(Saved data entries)
================
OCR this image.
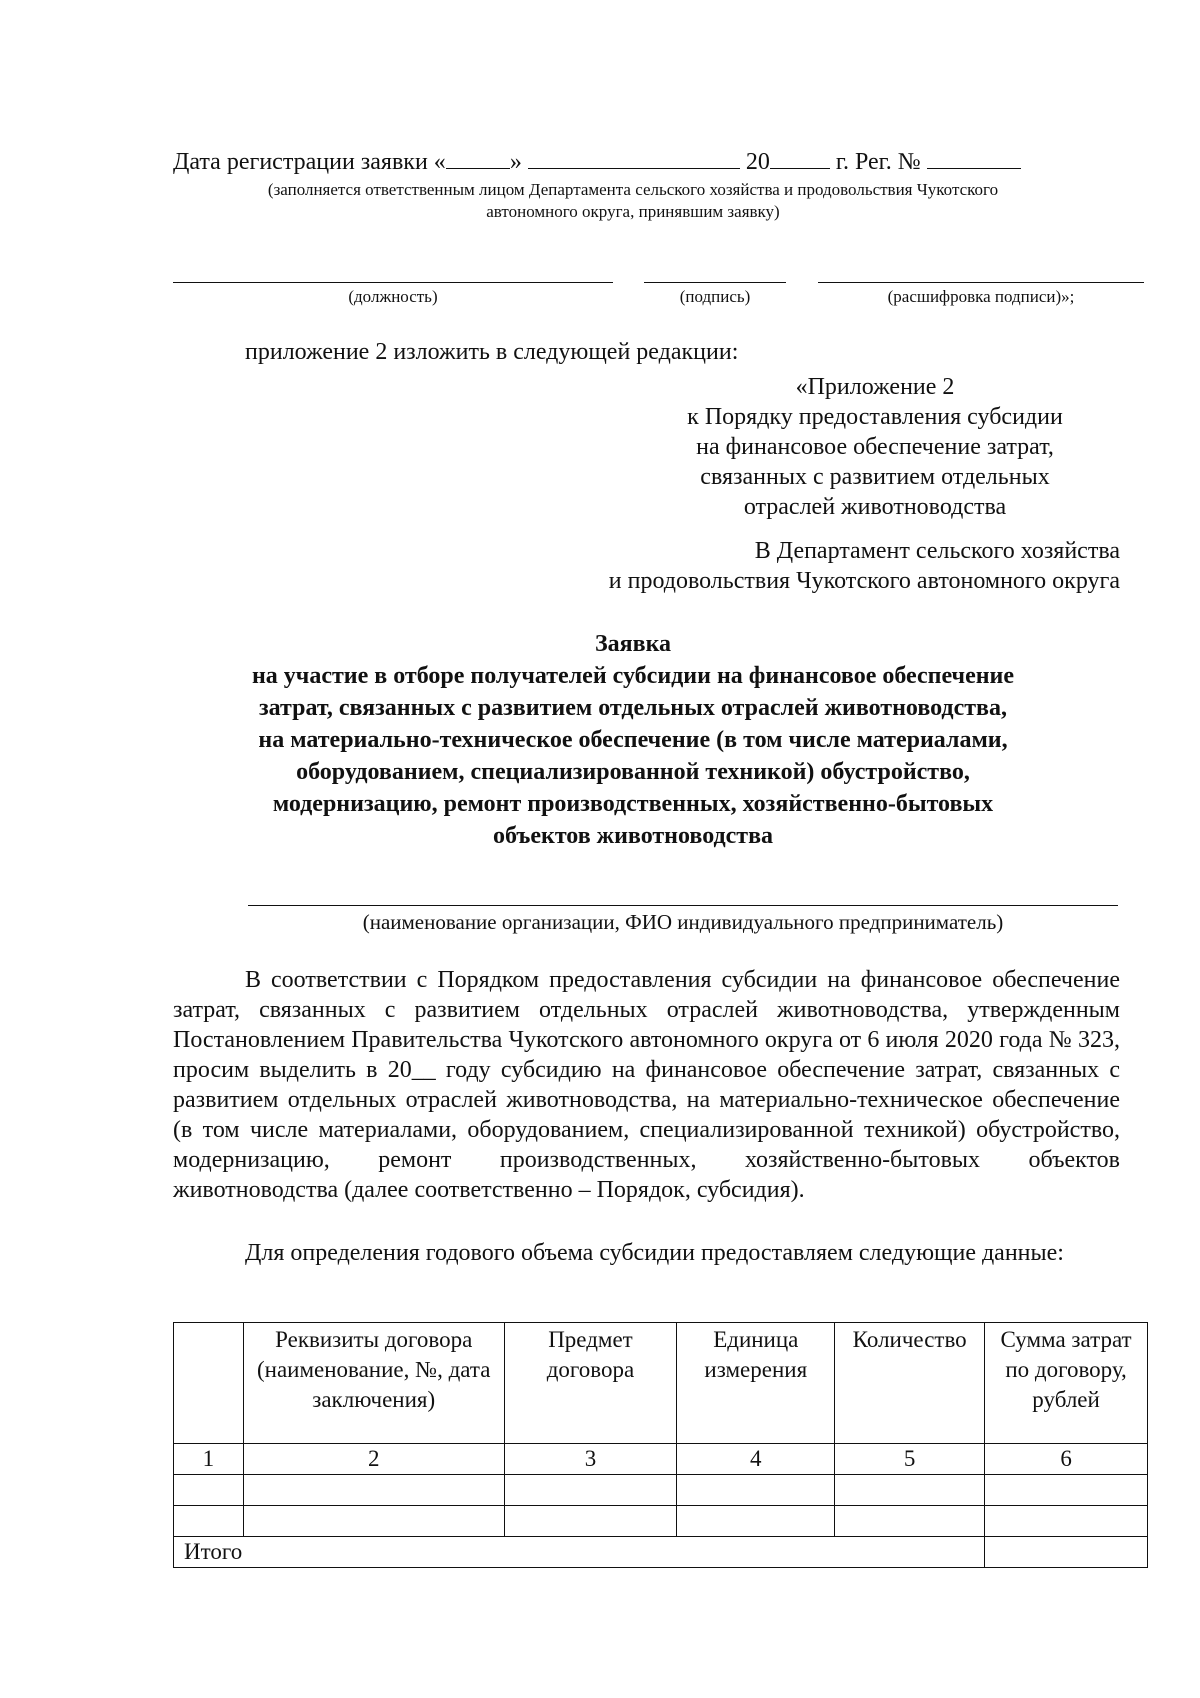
Дата регистрации заявки «	»	20	г. Рег. №
(заполняется ответственным лицом Департамента сельского хозяйства и продовольствия Чукотского
автономного округа, принявшим заявку)
(должность)	(подпись)	(расшифровка подписи)»;
приложение 2 изложить в следующей редакции:
«Приложение 2
к Порядку предоставления субсидии
на финансовое обеспечение затрат,
связанных с развитием отдельных
отраслей животноводства
В Департамент сельского хозяйства
и продовольствия Чукотского автономного округа
Заявка
на участие в отборе получателей субсидии на финансовое обеспечение
затрат, связанных с развитием отдельных отраслей животноводства,
на материально-техническое обеспечение (в том числе материалами,
оборудованием, специализированной техникой) обустройство,
модернизацию, ремонт производственных, хозяйственно-бытовых
объектов животноводства
(наименование организации, ФИО индивидуального предприниматель)

В соответствии с Порядком предоставления субсидии на финансовое обеспечение затрат, связанных с развитием отдельных отраслей животноводства, утвержденным Постановлением Правительства Чукотского автономного округа от 6 июля 2020 года № 323, просим выделить в 20__ году субсидию на финансовое обеспечение затрат, связанных с развитием отдельных отраслей животноводства, на материально-техническое обеспечение (в том числе материалами, оборудованием, специализированной техникой) обустройство, модернизацию, ремонт производственных, хозяйственно-бытовых объектов животноводства (далее соответственно – Порядок, субсидия).

Для определения годового объема субсидии предоставляем следующие данные:

	Реквизиты договора (наименование, №, дата заключения)	Предмет договора	Единица измерения	Количество	Сумма затрат по договору, рублей
1	2	3	4	5	6

Итого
================
### Your goal
Print the full listing exactly, dropping the pictures.

### Expected output
OCR this image.
Дата регистрации заявки «	»	20	г. Рег. №
(заполняется ответственным лицом Департамента сельского хозяйства и продовольствия Чукотского
автономного округа, принявшим заявку)
(должность)	(подпись)	(расшифровка подписи)»;
приложение 2 изложить в следующей редакции:
«Приложение 2
к Порядку предоставления субсидии
на финансовое обеспечение затрат,
связанных с развитием отдельных
отраслей животноводства
В Департамент сельского хозяйства
и продовольствия Чукотского автономного округа
Заявка
на участие в отборе получателей субсидии на финансовое обеспечение
затрат, связанных с развитием отдельных отраслей животноводства,
на материально-техническое обеспечение (в том числе материалами,
оборудованием, специализированной техникой) обустройство,
модернизацию, ремонт производственных, хозяйственно-бытовых
объектов животноводства
(наименование организации, ФИО индивидуального предприниматель)

В соответствии с Порядком предоставления субсидии на финансовое обеспечение затрат, связанных с развитием отдельных отраслей животноводства, утвержденным Постановлением Правительства Чукотского автономного округа от 6 июля 2020 года № 323, просим выделить в 20__ году субсидию на финансовое обеспечение затрат, связанных с развитием отдельных отраслей животноводства, на материально-техническое обеспечение (в том числе материалами, оборудованием, специализированной техникой) обустройство, модернизацию, ремонт производственных, хозяйственно-бытовых объектов животноводства (далее соответственно – Порядок, субсидия).

Для определения годового объема субсидии предоставляем следующие данные:

	Реквизиты договора (наименование, №, дата заключения)	Предмет договора	Единица измерения	Количество	Сумма затрат по договору, рублей
1	2	3	4	5	6

Итого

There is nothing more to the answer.